** START PROVIDED INFORMATION **

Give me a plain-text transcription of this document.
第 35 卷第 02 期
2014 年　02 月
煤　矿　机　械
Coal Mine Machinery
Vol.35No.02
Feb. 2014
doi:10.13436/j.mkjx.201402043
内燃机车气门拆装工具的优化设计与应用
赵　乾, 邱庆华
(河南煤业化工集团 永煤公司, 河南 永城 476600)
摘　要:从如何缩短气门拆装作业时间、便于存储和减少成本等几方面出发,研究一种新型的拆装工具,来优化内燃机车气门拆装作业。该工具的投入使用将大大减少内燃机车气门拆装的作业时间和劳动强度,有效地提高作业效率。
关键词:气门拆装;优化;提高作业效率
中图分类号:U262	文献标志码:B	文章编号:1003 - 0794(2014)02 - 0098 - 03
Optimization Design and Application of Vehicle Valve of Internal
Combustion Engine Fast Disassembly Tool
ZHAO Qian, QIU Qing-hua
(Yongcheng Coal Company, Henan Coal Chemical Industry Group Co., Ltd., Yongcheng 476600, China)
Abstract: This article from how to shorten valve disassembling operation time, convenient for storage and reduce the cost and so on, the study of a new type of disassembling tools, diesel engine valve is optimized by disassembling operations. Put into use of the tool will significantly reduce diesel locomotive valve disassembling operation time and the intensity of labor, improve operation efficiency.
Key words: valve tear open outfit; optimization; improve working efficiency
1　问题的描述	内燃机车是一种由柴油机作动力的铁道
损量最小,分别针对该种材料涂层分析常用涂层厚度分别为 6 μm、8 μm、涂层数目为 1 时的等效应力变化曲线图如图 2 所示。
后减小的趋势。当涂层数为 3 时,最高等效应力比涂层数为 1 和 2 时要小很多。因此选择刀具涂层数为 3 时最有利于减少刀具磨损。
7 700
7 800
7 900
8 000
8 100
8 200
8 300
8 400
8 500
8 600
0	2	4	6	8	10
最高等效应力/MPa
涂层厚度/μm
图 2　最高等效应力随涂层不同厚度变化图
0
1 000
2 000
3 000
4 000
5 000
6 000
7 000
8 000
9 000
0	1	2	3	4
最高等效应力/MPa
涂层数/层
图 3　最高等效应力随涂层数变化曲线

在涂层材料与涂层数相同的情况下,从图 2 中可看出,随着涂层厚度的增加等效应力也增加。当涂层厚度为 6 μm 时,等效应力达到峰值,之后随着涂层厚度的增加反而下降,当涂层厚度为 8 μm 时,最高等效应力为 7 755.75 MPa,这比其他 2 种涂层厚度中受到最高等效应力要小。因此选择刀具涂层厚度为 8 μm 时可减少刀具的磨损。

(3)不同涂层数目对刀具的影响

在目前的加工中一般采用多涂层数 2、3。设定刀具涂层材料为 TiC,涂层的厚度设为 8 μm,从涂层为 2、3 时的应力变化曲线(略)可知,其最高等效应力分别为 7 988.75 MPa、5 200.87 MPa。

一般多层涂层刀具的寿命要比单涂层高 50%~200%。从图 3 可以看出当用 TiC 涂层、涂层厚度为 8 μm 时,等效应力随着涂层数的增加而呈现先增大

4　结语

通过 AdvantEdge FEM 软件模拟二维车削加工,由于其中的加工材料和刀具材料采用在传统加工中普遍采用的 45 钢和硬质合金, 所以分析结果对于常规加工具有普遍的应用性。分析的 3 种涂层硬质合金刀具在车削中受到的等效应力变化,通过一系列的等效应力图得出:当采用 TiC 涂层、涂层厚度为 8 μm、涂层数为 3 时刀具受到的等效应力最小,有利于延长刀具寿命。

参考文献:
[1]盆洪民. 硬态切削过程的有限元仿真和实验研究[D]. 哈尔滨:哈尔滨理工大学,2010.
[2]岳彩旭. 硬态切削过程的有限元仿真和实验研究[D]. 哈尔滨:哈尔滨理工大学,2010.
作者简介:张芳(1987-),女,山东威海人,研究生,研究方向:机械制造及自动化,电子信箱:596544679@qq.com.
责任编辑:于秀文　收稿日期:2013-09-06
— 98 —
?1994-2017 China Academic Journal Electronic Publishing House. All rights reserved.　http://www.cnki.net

** END PROVIDED INFORMATION **

REQUIRED WORK
Write out each line of the data above again, exactly as given.

THE REPLY
Give me a plain-text transcription of this document.
第 35 卷第 02 期
2014 年　02 月
煤　矿　机　械
Coal Mine Machinery
Vol.35No.02
Feb. 2014
doi:10.13436/j.mkjx.201402043
内燃机车气门拆装工具的优化设计与应用
赵　乾, 邱庆华
(河南煤业化工集团 永煤公司, 河南 永城 476600)
摘　要:从如何缩短气门拆装作业时间、便于存储和减少成本等几方面出发,研究一种新型的拆装工具,来优化内燃机车气门拆装作业。该工具的投入使用将大大减少内燃机车气门拆装的作业时间和劳动强度,有效地提高作业效率。
关键词:气门拆装;优化;提高作业效率
中图分类号:U262	文献标志码:B	文章编号:1003 - 0794(2014)02 - 0098 - 03
Optimization Design and Application of Vehicle Valve of Internal
Combustion Engine Fast Disassembly Tool
ZHAO Qian, QIU Qing-hua
(Yongcheng Coal Company, Henan Coal Chemical Industry Group Co., Ltd., Yongcheng 476600, China)
Abstract: This article from how to shorten valve disassembling operation time, convenient for storage and reduce the cost and so on, the study of a new type of disassembling tools, diesel engine valve is optimized by disassembling operations. Put into use of the tool will significantly reduce diesel locomotive valve disassembling operation time and the intensity of labor, improve operation efficiency.
Key words: valve tear open outfit; optimization; improve working efficiency
1　问题的描述	内燃机车是一种由柴油机作动力的铁道
损量最小,分别针对该种材料涂层分析常用涂层厚度分别为 6 μm、8 μm、涂层数目为 1 时的等效应力变化曲线图如图 2 所示。
后减小的趋势。当涂层数为 3 时,最高等效应力比涂层数为 1 和 2 时要小很多。因此选择刀具涂层数为 3 时最有利于减少刀具磨损。
7 700
7 800
7 900
8 000
8 100
8 200
8 300
8 400
8 500
8 600
0	2	4	6	8	10
最高等效应力/MPa
涂层厚度/μm
图 2　最高等效应力随涂层不同厚度变化图
0
1 000
2 000
3 000
4 000
5 000
6 000
7 000
8 000
9 000
0	1	2	3	4
最高等效应力/MPa
涂层数/层
图 3　最高等效应力随涂层数变化曲线

在涂层材料与涂层数相同的情况下,从图 2 中可看出,随着涂层厚度的增加等效应力也增加。当涂层厚度为 6 μm 时,等效应力达到峰值,之后随着涂层厚度的增加反而下降,当涂层厚度为 8 μm 时,最高等效应力为 7 755.75 MPa,这比其他 2 种涂层厚度中受到最高等效应力要小。因此选择刀具涂层厚度为 8 μm 时可减少刀具的磨损。

(3)不同涂层数目对刀具的影响

在目前的加工中一般采用多涂层数 2、3。设定刀具涂层材料为 TiC,涂层的厚度设为 8 μm,从涂层为 2、3 时的应力变化曲线(略)可知,其最高等效应力分别为 7 988.75 MPa、5 200.87 MPa。

一般多层涂层刀具的寿命要比单涂层高 50%~200%。从图 3 可以看出当用 TiC 涂层、涂层厚度为 8 μm 时,等效应力随着涂层数的增加而呈现先增大

4　结语

通过 AdvantEdge FEM 软件模拟二维车削加工,由于其中的加工材料和刀具材料采用在传统加工中普遍采用的 45 钢和硬质合金, 所以分析结果对于常规加工具有普遍的应用性。分析的 3 种涂层硬质合金刀具在车削中受到的等效应力变化,通过一系列的等效应力图得出:当采用 TiC 涂层、涂层厚度为 8 μm、涂层数为 3 时刀具受到的等效应力最小,有利于延长刀具寿命。

参考文献:
[1]盆洪民. 硬态切削过程的有限元仿真和实验研究[D]. 哈尔滨:哈尔滨理工大学,2010.
[2]岳彩旭. 硬态切削过程的有限元仿真和实验研究[D]. 哈尔滨:哈尔滨理工大学,2010.
作者简介:张芳(1987-),女,山东威海人,研究生,研究方向:机械制造及自动化,电子信箱:596544679@qq.com.
责任编辑:于秀文　收稿日期:2013-09-06
— 98 —
?1994-2017 China Academic Journal Electronic Publishing House. All rights reserved.　http://www.cnki.net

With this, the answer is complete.